Membangun Budaya Literasi Awal Di Sekolah Dasar Kelas Rendah

By
Share this...

Bekasisociety.com – Pentingnya penerapan budaya literasi di era revolusi industri 4.0 seharusnya meningkat dikarenakan kemudahan akses informasi digital dengan akses tanpa batas tetapi pada kenyataannya budaya literasi malah menurun. Sebagai penggerak di bidang pendidikan seharusnya kita dapat melakukan berbagai upaya  untuk meningkatkan budaya literasi. Budaya literasi harus ditanamkan sejak dini terutama dalam usia sekolah dasar. Budaya literasi di sekolah dasar bukan hanya meliputi membaca, menulis dan berhitung tetapi berkembang menjadi berbagai jenis literasi seperti literasi komputer, literasi ekonomi, literasi informasi , literasi teknologi, literasi media bahkan literasi moral.

 Dengan kata lain literasi dapat diartikan melek teknologi, melek informasi, berpikir kritis dan kreatif serta peka terhadap kondisi lingkungan sekitar. Membangun budaya literasi pada sekolah dasar diawali dengan literasi lama yaitu membaca, menulis dan berhitung.  Kementerian Pendidikan dan Kebudayaan mempunyai program unggulan bernama “Gerakan Literasi Bangsa (GLB)” yang bertujuan untuk menumbuhkan budi pekerti anak melalui budaya literasi (membaca dan menulis).

Usia sekolah dasar merupakan tahap terbaik perkembangan anak dalam mengembangkan kemampuan membaca, menulis dan berhitung. Menurut Horton (2008) Literasi Dasar (Basic Literacy), kadang-kadang disebut Literasi Fungsional (FunctionalLiteracy), merupakan kemampuan dasar literasi atau sistem belajar konvensional seperti bagaimana membaca, menulis, dan melakukan perhitungan numerik.

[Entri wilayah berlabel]
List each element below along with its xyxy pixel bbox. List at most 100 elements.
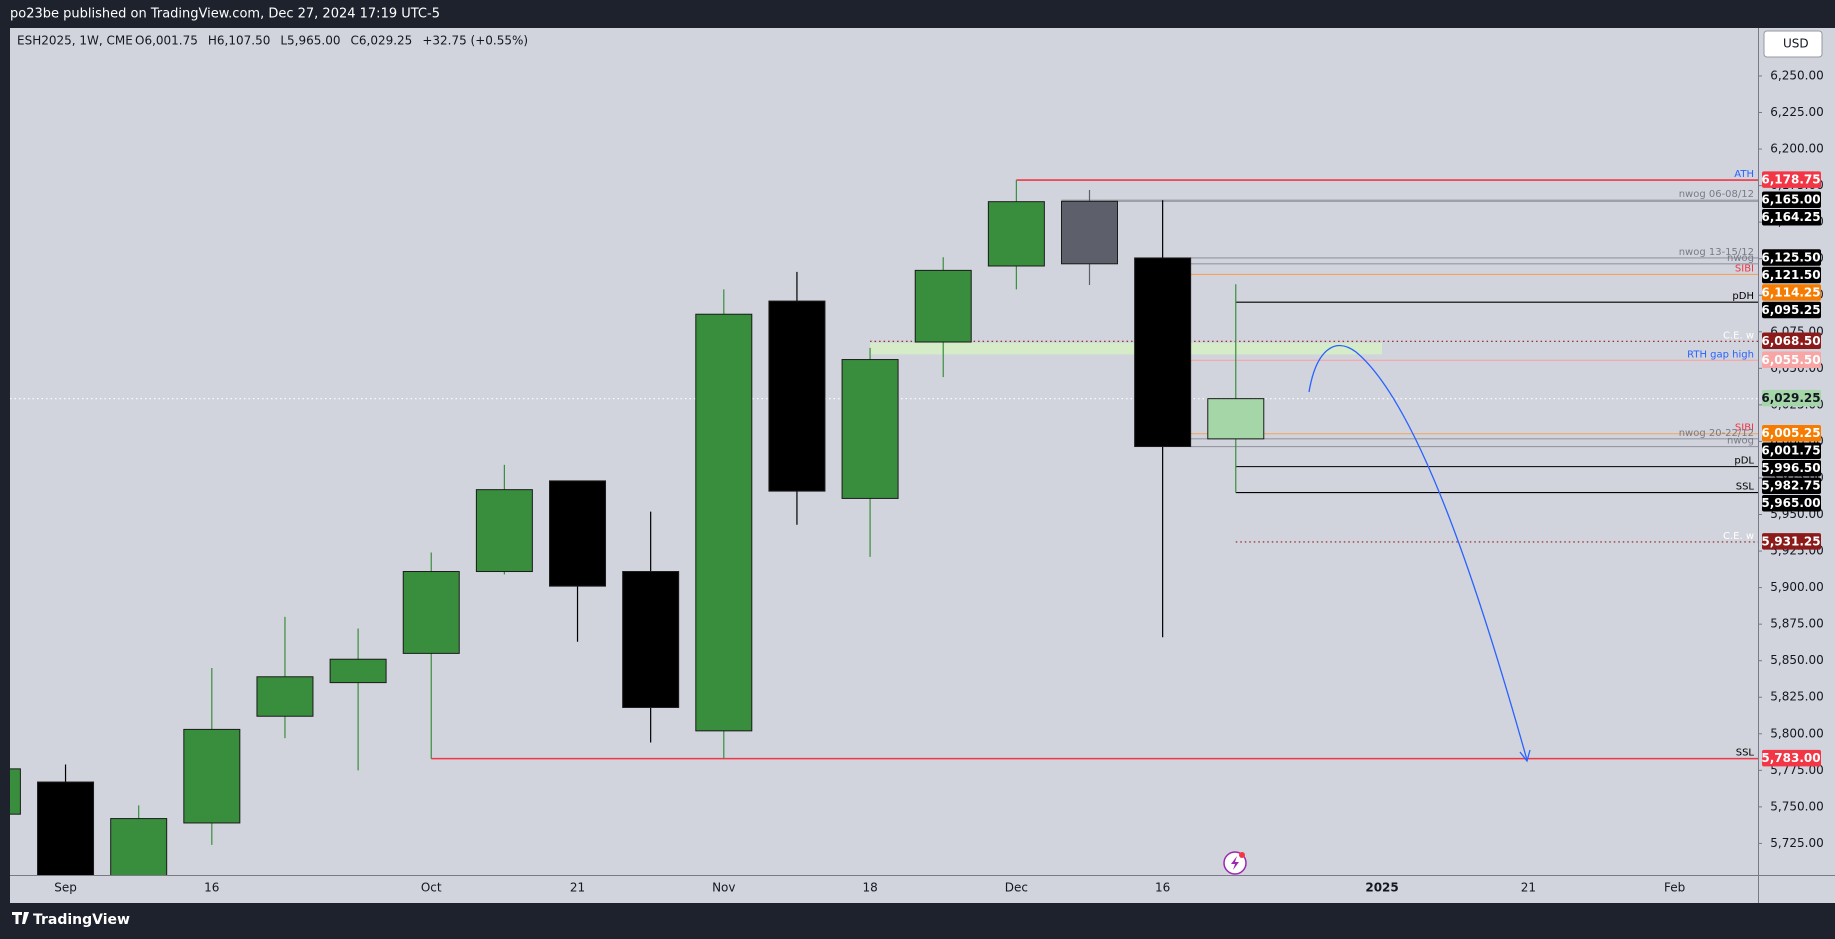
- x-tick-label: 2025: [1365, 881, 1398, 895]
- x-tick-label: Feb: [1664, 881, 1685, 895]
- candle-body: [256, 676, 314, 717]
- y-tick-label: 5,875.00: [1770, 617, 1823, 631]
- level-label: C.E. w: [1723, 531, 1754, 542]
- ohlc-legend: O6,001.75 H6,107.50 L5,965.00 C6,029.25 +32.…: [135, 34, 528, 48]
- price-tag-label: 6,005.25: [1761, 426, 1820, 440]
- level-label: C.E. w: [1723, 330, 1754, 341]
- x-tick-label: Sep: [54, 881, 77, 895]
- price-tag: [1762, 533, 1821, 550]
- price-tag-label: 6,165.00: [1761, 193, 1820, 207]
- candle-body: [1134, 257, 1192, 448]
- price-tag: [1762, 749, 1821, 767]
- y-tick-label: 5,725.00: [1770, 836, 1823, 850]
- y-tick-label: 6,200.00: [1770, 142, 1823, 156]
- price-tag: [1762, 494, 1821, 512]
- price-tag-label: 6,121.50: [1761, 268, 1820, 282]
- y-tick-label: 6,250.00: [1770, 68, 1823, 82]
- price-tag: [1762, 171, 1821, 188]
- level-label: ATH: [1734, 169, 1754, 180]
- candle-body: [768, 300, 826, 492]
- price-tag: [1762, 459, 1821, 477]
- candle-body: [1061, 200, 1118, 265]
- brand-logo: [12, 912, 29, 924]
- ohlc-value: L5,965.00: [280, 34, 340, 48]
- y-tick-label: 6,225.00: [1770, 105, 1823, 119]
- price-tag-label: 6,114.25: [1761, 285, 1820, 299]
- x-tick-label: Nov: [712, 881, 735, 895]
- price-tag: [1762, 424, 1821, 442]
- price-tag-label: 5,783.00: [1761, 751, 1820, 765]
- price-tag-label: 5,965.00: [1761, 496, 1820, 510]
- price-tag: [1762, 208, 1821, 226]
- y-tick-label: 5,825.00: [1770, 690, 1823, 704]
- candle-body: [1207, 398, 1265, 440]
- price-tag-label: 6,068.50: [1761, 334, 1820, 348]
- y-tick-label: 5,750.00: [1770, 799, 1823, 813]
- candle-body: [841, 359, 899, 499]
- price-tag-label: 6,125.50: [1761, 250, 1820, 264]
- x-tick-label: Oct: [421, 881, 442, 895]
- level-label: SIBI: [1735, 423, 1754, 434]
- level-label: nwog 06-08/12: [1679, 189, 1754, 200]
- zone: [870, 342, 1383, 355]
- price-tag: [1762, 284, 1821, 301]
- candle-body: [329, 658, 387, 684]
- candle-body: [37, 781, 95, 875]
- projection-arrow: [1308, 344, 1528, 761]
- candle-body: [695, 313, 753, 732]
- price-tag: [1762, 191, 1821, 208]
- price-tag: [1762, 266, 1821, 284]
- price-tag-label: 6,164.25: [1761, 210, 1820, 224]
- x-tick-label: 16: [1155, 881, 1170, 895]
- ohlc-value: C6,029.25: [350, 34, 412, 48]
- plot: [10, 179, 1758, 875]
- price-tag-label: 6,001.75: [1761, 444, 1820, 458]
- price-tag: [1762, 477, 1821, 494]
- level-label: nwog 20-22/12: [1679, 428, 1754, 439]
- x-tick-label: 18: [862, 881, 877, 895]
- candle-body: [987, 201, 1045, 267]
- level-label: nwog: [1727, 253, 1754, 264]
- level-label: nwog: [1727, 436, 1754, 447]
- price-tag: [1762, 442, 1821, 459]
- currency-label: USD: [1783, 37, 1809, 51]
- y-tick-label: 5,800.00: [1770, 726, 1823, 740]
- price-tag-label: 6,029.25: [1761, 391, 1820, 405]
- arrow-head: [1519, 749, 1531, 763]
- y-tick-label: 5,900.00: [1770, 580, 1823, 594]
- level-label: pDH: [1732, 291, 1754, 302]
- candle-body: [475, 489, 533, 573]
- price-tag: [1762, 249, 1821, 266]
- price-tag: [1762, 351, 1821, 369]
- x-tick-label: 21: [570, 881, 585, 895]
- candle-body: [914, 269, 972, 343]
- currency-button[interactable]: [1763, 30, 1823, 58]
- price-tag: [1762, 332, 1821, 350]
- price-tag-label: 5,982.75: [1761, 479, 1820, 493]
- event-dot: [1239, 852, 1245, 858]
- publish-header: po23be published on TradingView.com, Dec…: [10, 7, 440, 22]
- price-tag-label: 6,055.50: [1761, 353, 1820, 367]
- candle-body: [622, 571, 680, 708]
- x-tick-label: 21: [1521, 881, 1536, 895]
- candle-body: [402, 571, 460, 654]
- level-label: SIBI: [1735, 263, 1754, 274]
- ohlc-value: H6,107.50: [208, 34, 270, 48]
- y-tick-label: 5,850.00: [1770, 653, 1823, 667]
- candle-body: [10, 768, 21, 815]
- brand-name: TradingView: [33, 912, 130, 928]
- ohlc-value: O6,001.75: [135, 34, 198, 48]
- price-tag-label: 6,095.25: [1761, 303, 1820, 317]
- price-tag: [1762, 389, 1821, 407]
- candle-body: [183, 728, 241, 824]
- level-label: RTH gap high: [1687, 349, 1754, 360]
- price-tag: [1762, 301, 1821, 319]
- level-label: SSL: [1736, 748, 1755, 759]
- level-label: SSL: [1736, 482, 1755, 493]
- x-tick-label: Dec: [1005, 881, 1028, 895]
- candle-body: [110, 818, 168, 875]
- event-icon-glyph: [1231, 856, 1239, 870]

Persyaratan
Menurut teks tentang budaya literasi di sekolah dasar, apa nama program unggulan Kementerian Pendidikan dan Kebudayaan? Baris-baris di atas tidak diperlukan.

Jawaban Akhir
Gerakan Literasi Bangsa (GLB).